↓↓↓

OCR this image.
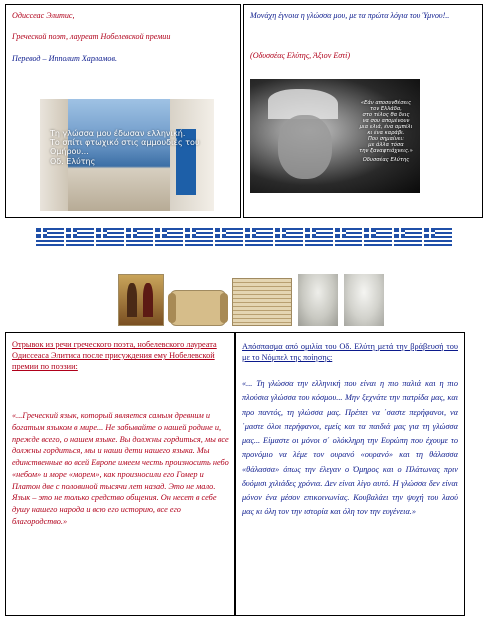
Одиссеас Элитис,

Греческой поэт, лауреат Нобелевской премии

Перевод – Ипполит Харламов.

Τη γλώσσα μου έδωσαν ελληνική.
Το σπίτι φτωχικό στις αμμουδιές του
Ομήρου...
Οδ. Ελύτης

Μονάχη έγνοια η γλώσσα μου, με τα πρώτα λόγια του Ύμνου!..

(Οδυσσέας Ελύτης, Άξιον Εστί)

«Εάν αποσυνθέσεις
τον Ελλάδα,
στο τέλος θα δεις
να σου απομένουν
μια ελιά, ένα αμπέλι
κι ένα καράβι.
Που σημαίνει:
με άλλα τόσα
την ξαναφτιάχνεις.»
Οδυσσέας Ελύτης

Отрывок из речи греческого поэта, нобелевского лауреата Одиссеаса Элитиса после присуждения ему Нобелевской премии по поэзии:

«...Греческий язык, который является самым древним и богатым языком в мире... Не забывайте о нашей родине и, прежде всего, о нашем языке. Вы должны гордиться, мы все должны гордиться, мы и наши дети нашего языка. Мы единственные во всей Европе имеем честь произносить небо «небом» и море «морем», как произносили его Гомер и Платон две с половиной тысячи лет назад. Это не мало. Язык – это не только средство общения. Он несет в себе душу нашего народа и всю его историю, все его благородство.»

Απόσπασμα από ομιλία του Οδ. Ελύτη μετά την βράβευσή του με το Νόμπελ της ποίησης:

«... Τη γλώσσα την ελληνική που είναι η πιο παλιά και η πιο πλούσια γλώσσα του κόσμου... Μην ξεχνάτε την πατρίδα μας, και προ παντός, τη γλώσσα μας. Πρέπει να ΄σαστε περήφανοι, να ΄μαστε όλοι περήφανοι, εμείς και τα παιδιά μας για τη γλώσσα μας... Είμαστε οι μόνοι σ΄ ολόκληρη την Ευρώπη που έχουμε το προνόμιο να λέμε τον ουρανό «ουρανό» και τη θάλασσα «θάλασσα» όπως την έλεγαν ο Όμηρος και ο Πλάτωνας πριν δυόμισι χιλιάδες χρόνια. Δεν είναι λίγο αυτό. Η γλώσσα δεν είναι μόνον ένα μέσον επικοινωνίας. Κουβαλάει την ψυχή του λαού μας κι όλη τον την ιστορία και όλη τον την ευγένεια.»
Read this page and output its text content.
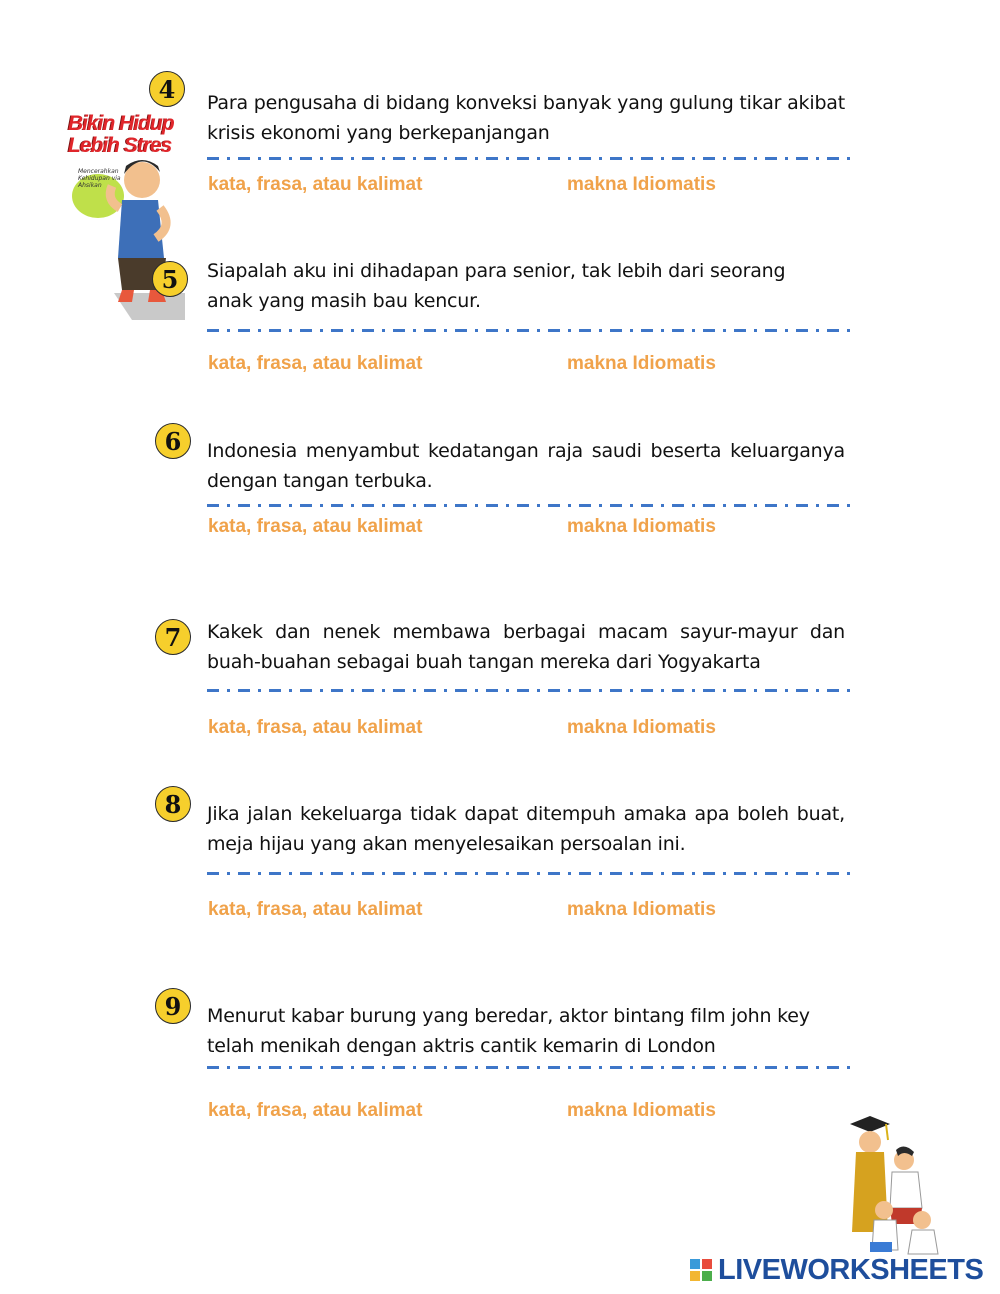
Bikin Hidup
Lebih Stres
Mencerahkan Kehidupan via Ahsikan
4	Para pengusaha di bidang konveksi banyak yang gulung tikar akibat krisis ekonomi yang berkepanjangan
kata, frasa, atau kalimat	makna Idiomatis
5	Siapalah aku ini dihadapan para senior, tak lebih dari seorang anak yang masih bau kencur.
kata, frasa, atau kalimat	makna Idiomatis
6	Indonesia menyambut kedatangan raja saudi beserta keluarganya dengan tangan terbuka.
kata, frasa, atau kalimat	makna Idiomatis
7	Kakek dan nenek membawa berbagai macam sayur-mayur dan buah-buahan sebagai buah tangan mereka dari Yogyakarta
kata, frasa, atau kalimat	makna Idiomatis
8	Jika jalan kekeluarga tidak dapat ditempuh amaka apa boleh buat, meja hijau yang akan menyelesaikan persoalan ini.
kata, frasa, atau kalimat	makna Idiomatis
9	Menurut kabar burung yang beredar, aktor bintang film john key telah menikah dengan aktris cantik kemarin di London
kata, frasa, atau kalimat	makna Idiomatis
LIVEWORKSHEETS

↑↑↑

What the task requires
Begin with the line that contains "Read this page and output its text content." and repeat every line through the end of the data, exactly and only those lines, leaving out the pictures.

Solution
Read this page and output its text content.
Bikin Hidup
Lebih Stres
Mencerahkan Kehidupan via Ahsikan
4	Para pengusaha di bidang konveksi banyak yang gulung tikar akibat krisis ekonomi yang berkepanjangan
kata, frasa, atau kalimat	makna Idiomatis
5	Siapalah aku ini dihadapan para senior, tak lebih dari seorang anak yang masih bau kencur.
kata, frasa, atau kalimat	makna Idiomatis
6	Indonesia menyambut kedatangan raja saudi beserta keluarganya dengan tangan terbuka.
kata, frasa, atau kalimat	makna Idiomatis
7	Kakek dan nenek membawa berbagai macam sayur-mayur dan buah-buahan sebagai buah tangan mereka dari Yogyakarta
kata, frasa, atau kalimat	makna Idiomatis
8	Jika jalan kekeluarga tidak dapat ditempuh amaka apa boleh buat, meja hijau yang akan menyelesaikan persoalan ini.
kata, frasa, atau kalimat	makna Idiomatis
9	Menurut kabar burung yang beredar, aktor bintang film john key telah menikah dengan aktris cantik kemarin di London
kata, frasa, atau kalimat	makna Idiomatis
LIVEWORKSHEETS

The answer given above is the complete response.